# Proof without words of $\oint zdz = 0$ and $\oint dz/z = 2\pi i$

I found this visual "proof" of $$\oint zdz = 0$$ and $$\oint dz/z = 2\pi i$$ quite compelling and first want to share it with you. But I have a real question, too, which I will ask at the end of this post, so please stay tuned.

Consider the unit circle $$C_1$$ in $$\mathbb{C}$$ with $$n$$ equally distributed numbers $$z_k = e^{i2\pi k/n}$$. Draw from each $$z_k$$ an arrow to $$z_k + f(z_k)$$ for $$f(z) = z$$ resp. $$f(z) = 1/z$$. To make the connection between $$z$$ and $$1/z$$ more comprehensible I plot the graphs $$f_p(z) = pz + (1-p)/z$$ for some values of $$0 \leq p \leq 1$$. Note that $$f_1(z) = z$$ and $$f_0(z) = 1/z$$. [click image to enlarge]

Note that these plots are essentially stream plots a) restricted to the unit circle and b) displaying not only the direction of the vector field but also its magnitude.

(Entries taken from a collection)
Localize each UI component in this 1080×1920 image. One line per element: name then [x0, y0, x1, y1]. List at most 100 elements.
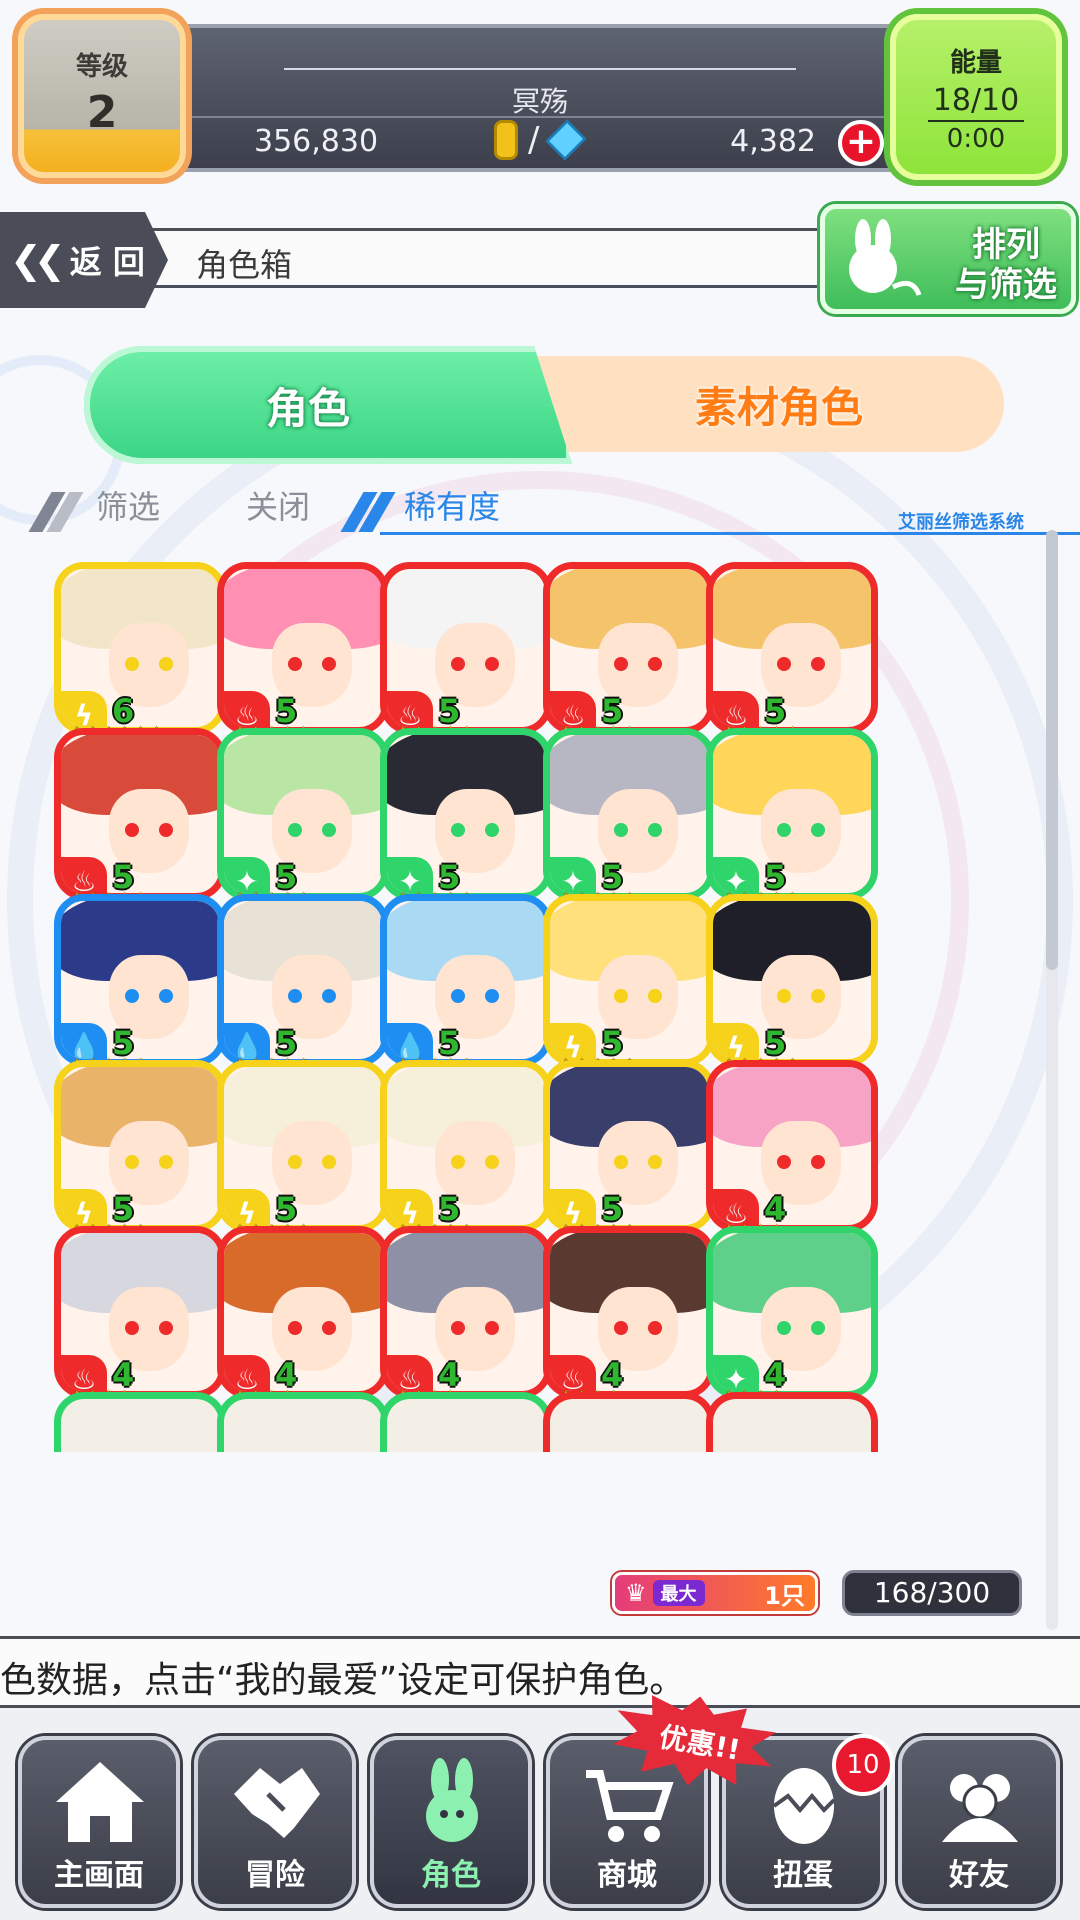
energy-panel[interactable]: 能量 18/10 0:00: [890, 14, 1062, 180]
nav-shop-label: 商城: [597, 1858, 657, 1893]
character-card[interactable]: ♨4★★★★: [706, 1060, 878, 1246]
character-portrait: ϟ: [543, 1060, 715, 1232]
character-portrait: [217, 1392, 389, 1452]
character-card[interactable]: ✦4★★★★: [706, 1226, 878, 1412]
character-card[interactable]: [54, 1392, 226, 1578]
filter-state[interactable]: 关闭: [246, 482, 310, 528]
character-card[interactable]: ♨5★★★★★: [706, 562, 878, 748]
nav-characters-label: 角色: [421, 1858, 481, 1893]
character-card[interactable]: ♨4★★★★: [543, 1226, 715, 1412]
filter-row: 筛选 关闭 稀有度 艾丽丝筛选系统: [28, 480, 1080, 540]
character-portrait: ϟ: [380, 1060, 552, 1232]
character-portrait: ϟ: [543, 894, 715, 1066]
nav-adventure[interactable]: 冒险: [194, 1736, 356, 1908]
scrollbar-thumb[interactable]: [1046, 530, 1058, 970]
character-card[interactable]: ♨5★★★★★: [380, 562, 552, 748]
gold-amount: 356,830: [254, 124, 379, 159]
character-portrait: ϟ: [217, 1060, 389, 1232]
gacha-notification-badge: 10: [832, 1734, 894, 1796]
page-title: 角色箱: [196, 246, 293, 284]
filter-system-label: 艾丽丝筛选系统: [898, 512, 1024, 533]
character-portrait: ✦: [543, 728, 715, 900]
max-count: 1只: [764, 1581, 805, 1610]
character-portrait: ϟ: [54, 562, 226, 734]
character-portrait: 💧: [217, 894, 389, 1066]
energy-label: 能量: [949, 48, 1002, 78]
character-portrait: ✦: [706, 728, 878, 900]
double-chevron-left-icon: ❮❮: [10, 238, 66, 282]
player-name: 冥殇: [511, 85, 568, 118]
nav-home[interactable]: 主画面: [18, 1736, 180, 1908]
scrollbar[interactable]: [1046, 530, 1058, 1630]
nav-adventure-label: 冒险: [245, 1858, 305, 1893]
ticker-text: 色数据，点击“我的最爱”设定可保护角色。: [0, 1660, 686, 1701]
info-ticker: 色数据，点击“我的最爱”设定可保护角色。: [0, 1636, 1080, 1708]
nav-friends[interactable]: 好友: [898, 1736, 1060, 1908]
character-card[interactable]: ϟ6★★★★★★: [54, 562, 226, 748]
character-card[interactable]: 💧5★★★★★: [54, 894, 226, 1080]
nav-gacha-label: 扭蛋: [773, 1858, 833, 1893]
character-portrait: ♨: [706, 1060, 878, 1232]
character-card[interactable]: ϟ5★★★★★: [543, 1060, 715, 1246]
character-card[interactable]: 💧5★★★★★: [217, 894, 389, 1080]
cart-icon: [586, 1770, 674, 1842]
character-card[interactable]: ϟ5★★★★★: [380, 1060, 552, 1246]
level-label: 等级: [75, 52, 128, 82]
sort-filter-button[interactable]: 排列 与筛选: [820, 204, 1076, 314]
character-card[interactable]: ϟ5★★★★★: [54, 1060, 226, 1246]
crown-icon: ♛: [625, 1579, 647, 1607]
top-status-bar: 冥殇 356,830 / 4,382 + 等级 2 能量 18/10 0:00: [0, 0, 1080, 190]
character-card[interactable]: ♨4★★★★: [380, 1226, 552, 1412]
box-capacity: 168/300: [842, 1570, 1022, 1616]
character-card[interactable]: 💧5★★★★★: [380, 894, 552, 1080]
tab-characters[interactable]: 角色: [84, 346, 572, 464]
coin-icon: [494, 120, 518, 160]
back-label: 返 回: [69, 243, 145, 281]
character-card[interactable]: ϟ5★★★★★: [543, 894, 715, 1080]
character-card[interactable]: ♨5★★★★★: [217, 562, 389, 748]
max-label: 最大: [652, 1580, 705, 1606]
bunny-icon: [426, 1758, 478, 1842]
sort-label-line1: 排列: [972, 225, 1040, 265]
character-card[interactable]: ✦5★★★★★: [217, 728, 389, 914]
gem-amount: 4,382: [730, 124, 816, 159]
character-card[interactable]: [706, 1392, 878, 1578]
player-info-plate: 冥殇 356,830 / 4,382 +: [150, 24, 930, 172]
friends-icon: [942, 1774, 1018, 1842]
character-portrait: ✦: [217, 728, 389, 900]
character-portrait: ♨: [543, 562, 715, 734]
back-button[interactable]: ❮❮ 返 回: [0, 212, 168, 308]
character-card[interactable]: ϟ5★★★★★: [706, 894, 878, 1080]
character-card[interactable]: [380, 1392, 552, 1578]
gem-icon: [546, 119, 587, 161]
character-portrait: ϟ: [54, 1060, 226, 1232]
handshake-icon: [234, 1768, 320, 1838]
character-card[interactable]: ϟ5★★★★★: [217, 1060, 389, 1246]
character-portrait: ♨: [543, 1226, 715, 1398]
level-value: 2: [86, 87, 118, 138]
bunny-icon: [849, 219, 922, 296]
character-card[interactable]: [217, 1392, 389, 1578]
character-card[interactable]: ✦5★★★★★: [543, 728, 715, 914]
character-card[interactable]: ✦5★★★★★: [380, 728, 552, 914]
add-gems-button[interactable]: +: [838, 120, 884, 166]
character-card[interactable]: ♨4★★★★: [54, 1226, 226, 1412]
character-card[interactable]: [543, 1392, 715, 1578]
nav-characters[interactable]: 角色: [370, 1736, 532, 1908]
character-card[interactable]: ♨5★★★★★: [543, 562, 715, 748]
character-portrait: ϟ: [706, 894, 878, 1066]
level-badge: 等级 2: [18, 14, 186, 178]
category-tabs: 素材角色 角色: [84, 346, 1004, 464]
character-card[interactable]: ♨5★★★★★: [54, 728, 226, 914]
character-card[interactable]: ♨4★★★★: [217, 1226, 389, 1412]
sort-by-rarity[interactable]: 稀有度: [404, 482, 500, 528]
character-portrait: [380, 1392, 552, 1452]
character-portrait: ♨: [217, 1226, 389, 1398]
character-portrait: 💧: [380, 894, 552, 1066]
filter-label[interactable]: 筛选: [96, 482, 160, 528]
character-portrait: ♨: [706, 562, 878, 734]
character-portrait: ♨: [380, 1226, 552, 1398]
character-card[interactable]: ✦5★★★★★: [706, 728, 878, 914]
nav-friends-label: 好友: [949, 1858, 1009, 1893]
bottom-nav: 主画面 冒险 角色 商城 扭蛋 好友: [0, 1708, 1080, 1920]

> [Aim]:
Reproduce the whole proof-without-words post above word for word, from its title through its final sentence.

> [Correct response]:
# Proof without words of $\oint zdz = 0$ and $\oint dz/z = 2\pi i$

I found this visual "proof" of $$\oint zdz = 0$$ and $$\oint dz/z = 2\pi i$$ quite compelling and first want to share it with you. But I have a real question, too, which I will ask at the end of this post, so please stay tuned.

Consider the unit circle $$C_1$$ in $$\mathbb{C}$$ with $$n$$ equally distributed numbers $$z_k = e^{i2\pi k/n}$$. Draw from each $$z_k$$ an arrow to $$z_k + f(z_k)$$ for $$f(z) = z$$ resp. $$f(z) = 1/z$$. To make the connection between $$z$$ and $$1/z$$ more comprehensible I plot the graphs $$f_p(z) = pz + (1-p)/z$$ for some values of $$0 \leq p \leq 1$$. Note that $$f_1(z) = z$$ and $$f_0(z) = 1/z$$. [click image to enlarge]

Note that these plots are essentially stream plots a) restricted to the unit circle and b) displaying not only the direction of the vector field but also its magnitude.